What follows is a set of entries. Give them again exactly, without the pictures.

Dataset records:
━━━━━━
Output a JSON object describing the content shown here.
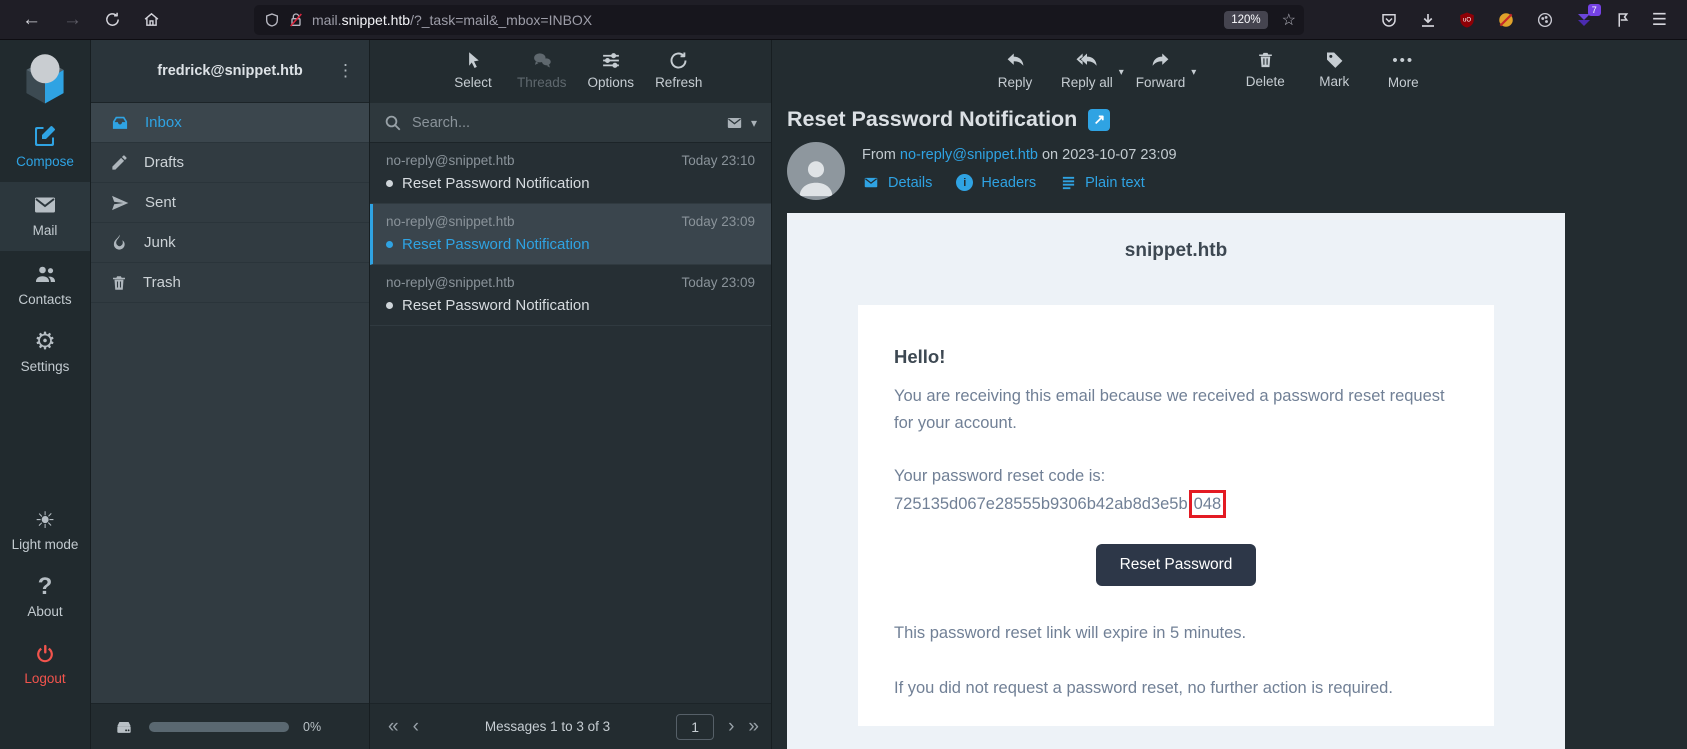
{
  "browser": {
    "url_prefix": "mail.",
    "url_domain": "snippet.htb",
    "url_path": "/?_task=mail&_mbox=INBOX",
    "zoom_badge": "120%",
    "ext_badge": "7"
  },
  "icons": {
    "back": "←",
    "forward": "→",
    "star": "☆",
    "menu": "☰",
    "kebab": "⋮",
    "caret": "▾",
    "chevron_down": "▾",
    "more": "•••",
    "page_first": "«",
    "page_prev": "‹",
    "page_next": "›",
    "page_last": "»",
    "external_link": "↗",
    "question": "?",
    "gear": "⚙",
    "sun": "☀",
    "info": "i"
  },
  "sidebar": {
    "compose": "Compose",
    "mail": "Mail",
    "contacts": "Contacts",
    "settings": "Settings",
    "light_mode": "Light mode",
    "about": "About",
    "logout": "Logout"
  },
  "folders": {
    "account": "fredrick@snippet.htb",
    "inbox": "Inbox",
    "drafts": "Drafts",
    "sent": "Sent",
    "junk": "Junk",
    "trash": "Trash",
    "quota": "0%"
  },
  "list": {
    "toolbar": {
      "select": "Select",
      "threads": "Threads",
      "options": "Options",
      "refresh": "Refresh"
    },
    "search_placeholder": "Search...",
    "messages": [
      {
        "sender": "no-reply@snippet.htb",
        "time": "Today 23:10",
        "subject": "Reset Password Notification"
      },
      {
        "sender": "no-reply@snippet.htb",
        "time": "Today 23:09",
        "subject": "Reset Password Notification"
      },
      {
        "sender": "no-reply@snippet.htb",
        "time": "Today 23:09",
        "subject": "Reset Password Notification"
      }
    ],
    "pagination": {
      "summary": "Messages 1 to 3 of 3",
      "page": "1"
    }
  },
  "message": {
    "toolbar": {
      "reply": "Reply",
      "reply_all": "Reply all",
      "forward": "Forward",
      "delete": "Delete",
      "mark": "Mark",
      "more": "More"
    },
    "subject": "Reset Password Notification",
    "from_label": "From",
    "from_address": "no-reply@snippet.htb",
    "date_label": "on",
    "date": "2023-10-07 23:09",
    "actions": {
      "details": "Details",
      "headers": "Headers",
      "plain_text": "Plain text"
    },
    "email": {
      "brand": "snippet.htb",
      "greeting": "Hello!",
      "intro": "You are receiving this email because we received a password reset request for your account.",
      "code_label": "Your password reset code is:",
      "code_prefix": "725135d067e28555b9306b42ab8d3e5b",
      "code_highlight": "048",
      "button": "Reset Password",
      "expiry": "This password reset link will expire in 5 minutes.",
      "footer": "If you did not request a password reset, no further action is required."
    }
  },
  "colors": {
    "accent": "#2fa3e3",
    "danger": "#f2544d",
    "email_bg": "#edf2f7",
    "email_text": "#718096",
    "email_heading": "#3d4852",
    "email_button": "#2d3748",
    "highlight_border": "#e31b23"
  }
}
━━━━━━
### [FULL SOLUTION]
Output a JSON object describing the content shown here.
{
  "browser": {
    "url_prefix": "mail.",
    "url_domain": "snippet.htb",
    "url_path": "/?_task=mail&_mbox=INBOX",
    "zoom_badge": "120%",
    "ext_badge": "7"
  },
  "icons": {
    "back": "←",
    "forward": "→",
    "star": "☆",
    "menu": "☰",
    "kebab": "⋮",
    "caret": "▾",
    "chevron_down": "▾",
    "more": "•••",
    "page_first": "«",
    "page_prev": "‹",
    "page_next": "›",
    "page_last": "»",
    "external_link": "↗",
    "question": "?",
    "gear": "⚙",
    "sun": "☀",
    "info": "i"
  },
  "sidebar": {
    "compose": "Compose",
    "mail": "Mail",
    "contacts": "Contacts",
    "settings": "Settings",
    "light_mode": "Light mode",
    "about": "About",
    "logout": "Logout"
  },
  "folders": {
    "account": "fredrick@snippet.htb",
    "inbox": "Inbox",
    "drafts": "Drafts",
    "sent": "Sent",
    "junk": "Junk",
    "trash": "Trash",
    "quota": "0%"
  },
  "list": {
    "toolbar": {
      "select": "Select",
      "threads": "Threads",
      "options": "Options",
      "refresh": "Refresh"
    },
    "search_placeholder": "Search...",
    "messages": [
      {
        "sender": "no-reply@snippet.htb",
        "time": "Today 23:10",
        "subject": "Reset Password Notification"
      },
      {
        "sender": "no-reply@snippet.htb",
        "time": "Today 23:09",
        "subject": "Reset Password Notification"
      },
      {
        "sender": "no-reply@snippet.htb",
        "time": "Today 23:09",
        "subject": "Reset Password Notification"
      }
    ],
    "pagination": {
      "summary": "Messages 1 to 3 of 3",
      "page": "1"
    }
  },
  "message": {
    "toolbar": {
      "reply": "Reply",
      "reply_all": "Reply all",
      "forward": "Forward",
      "delete": "Delete",
      "mark": "Mark",
      "more": "More"
    },
    "subject": "Reset Password Notification",
    "from_label": "From",
    "from_address": "no-reply@snippet.htb",
    "date_label": "on",
    "date": "2023-10-07 23:09",
    "actions": {
      "details": "Details",
      "headers": "Headers",
      "plain_text": "Plain text"
    },
    "email": {
      "brand": "snippet.htb",
      "greeting": "Hello!",
      "intro": "You are receiving this email because we received a password reset request for your account.",
      "code_label": "Your password reset code is:",
      "code_prefix": "725135d067e28555b9306b42ab8d3e5b",
      "code_highlight": "048",
      "button": "Reset Password",
      "expiry": "This password reset link will expire in 5 minutes.",
      "footer": "If you did not request a password reset, no further action is required."
    }
  },
  "colors": {
    "accent": "#2fa3e3",
    "danger": "#f2544d",
    "email_bg": "#edf2f7",
    "email_text": "#718096",
    "email_heading": "#3d4852",
    "email_button": "#2d3748",
    "highlight_border": "#e31b23"
  }
}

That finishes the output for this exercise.